Data entries:
★ ★ ★ ★

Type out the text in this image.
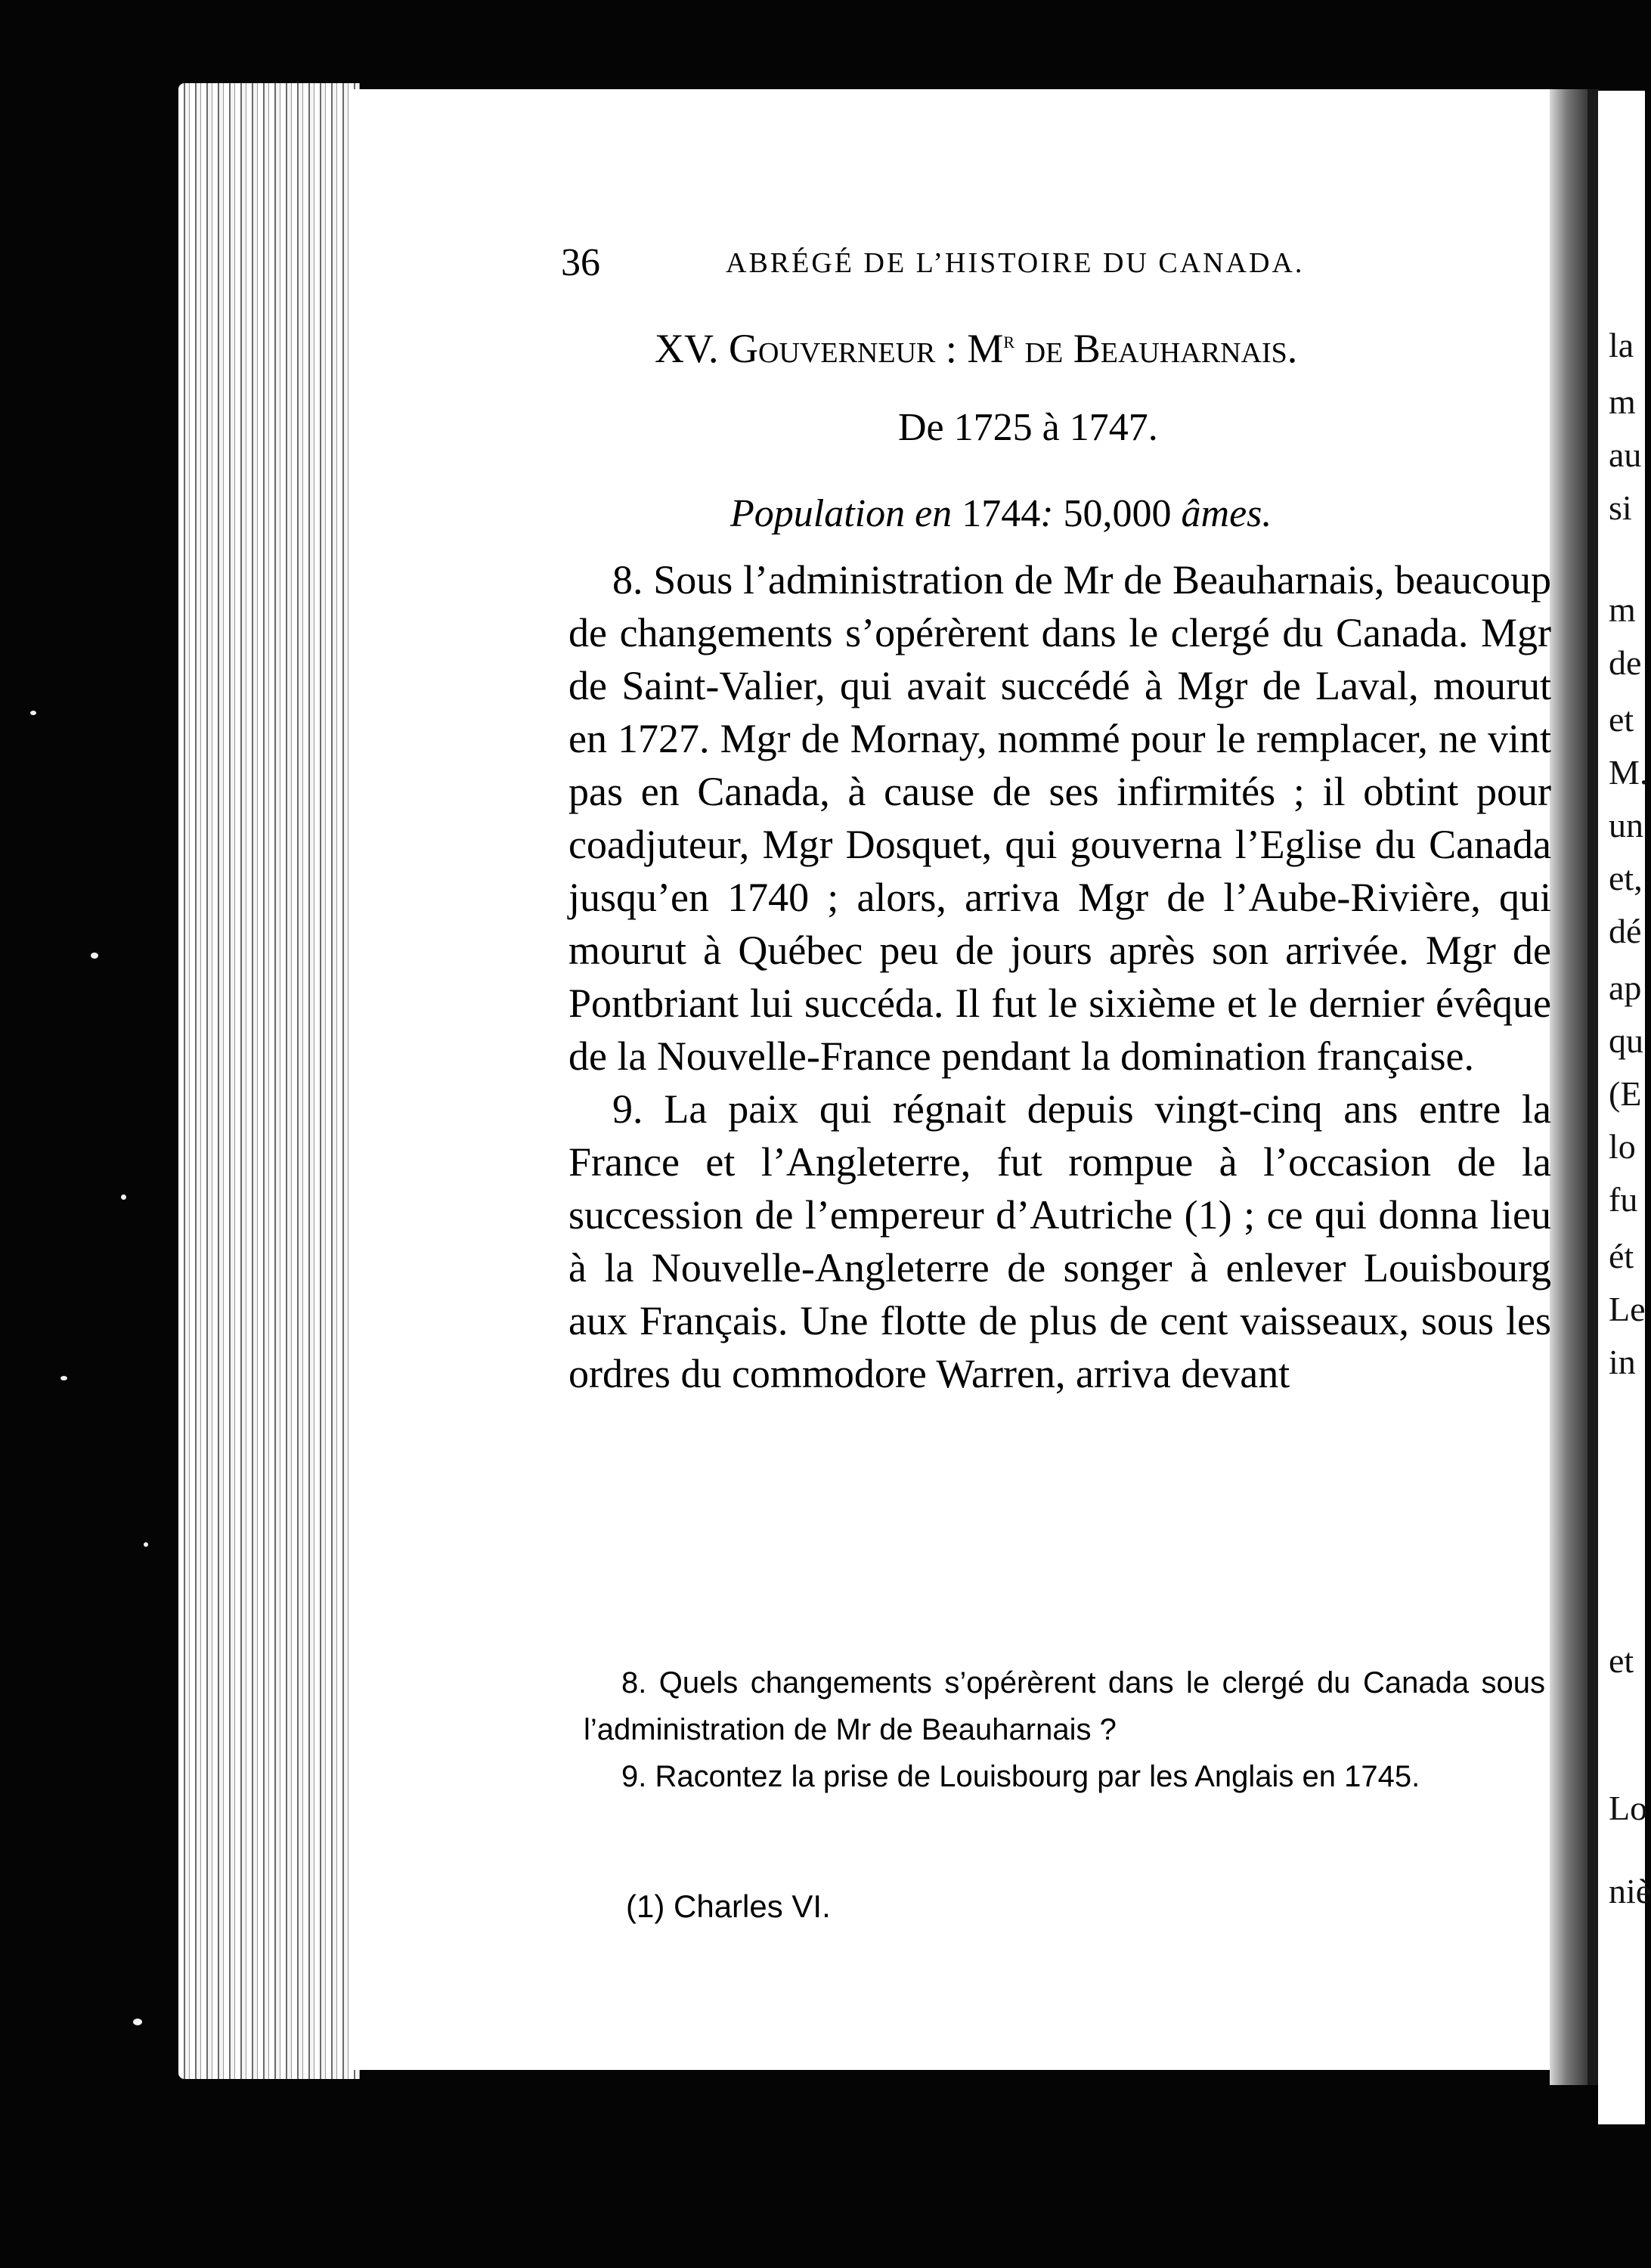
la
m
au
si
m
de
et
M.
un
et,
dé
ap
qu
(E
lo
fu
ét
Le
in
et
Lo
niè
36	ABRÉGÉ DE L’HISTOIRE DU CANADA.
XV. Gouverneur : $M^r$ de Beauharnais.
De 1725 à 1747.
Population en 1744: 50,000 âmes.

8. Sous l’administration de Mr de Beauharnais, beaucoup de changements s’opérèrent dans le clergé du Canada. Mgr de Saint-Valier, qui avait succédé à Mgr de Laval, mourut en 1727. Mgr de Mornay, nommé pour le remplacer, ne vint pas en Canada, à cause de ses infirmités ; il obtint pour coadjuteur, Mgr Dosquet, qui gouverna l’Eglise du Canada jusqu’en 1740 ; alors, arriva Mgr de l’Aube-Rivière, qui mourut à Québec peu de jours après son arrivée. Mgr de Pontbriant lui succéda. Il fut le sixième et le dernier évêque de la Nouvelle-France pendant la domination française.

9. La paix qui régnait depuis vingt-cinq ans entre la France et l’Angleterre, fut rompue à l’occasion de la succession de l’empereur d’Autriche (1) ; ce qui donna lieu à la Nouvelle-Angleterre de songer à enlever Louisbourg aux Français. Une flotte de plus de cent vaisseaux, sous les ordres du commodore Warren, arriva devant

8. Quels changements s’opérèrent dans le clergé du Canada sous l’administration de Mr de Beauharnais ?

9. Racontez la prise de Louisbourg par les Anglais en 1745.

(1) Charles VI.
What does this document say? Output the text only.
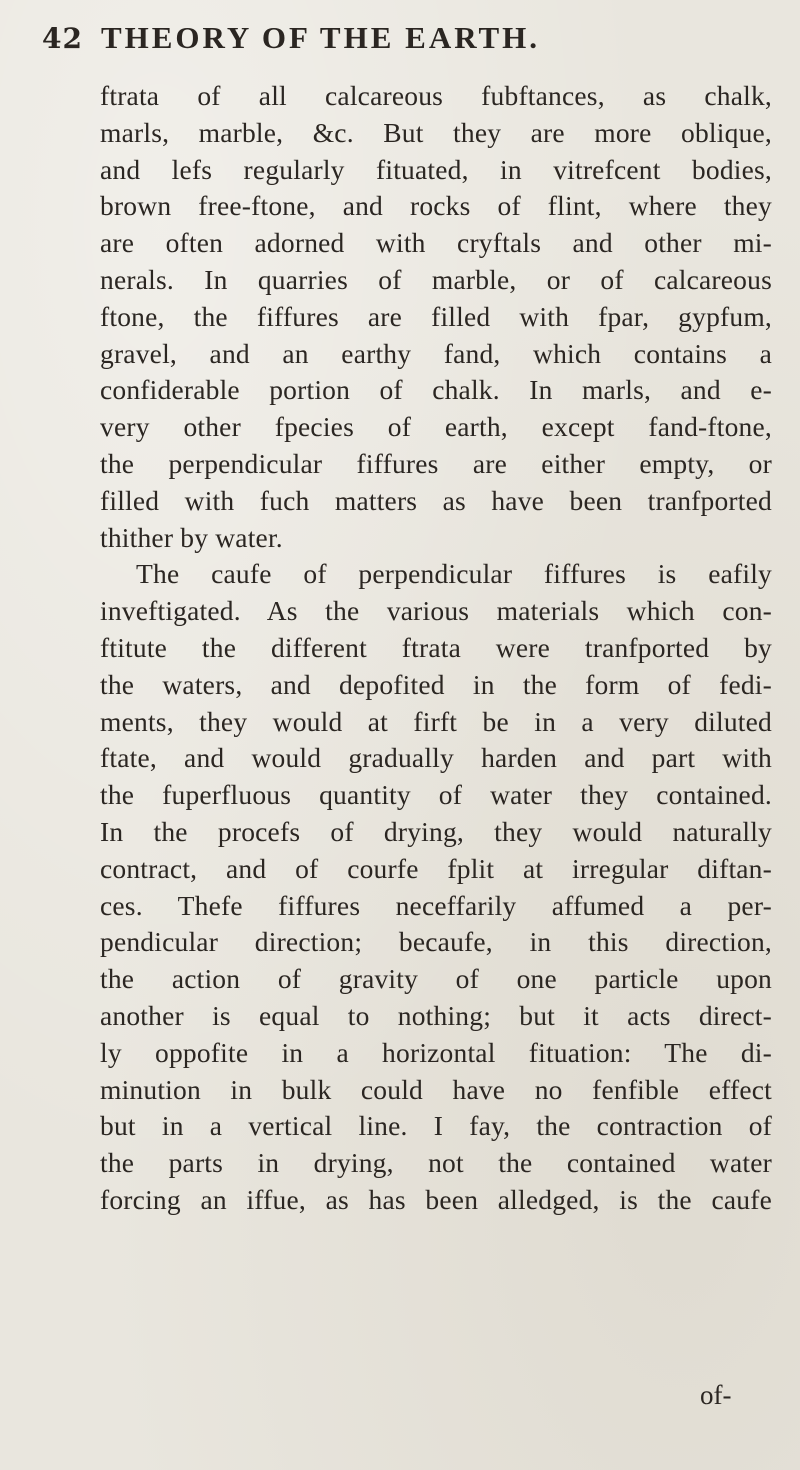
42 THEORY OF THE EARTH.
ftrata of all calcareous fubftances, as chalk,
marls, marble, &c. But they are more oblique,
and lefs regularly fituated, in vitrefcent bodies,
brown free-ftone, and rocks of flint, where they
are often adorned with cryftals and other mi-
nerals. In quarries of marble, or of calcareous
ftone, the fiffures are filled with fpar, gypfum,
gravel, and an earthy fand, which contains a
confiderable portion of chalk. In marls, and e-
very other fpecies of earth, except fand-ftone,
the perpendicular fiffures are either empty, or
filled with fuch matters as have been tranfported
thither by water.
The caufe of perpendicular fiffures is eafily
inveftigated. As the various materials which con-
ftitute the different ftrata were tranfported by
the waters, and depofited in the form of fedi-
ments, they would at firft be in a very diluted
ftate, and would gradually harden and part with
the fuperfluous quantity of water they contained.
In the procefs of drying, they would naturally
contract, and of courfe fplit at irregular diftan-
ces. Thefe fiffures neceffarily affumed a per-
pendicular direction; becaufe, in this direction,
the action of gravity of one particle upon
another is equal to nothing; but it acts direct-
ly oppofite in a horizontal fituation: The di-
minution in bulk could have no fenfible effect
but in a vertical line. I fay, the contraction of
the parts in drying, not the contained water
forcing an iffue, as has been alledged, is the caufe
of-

★ ★ ★ ★

▸ **PROBLEM TO SOLVE**
Give the number of lines in the listing above that contain "Beauharnais", and nothing else.

▸ **FULL SOLUTION**
3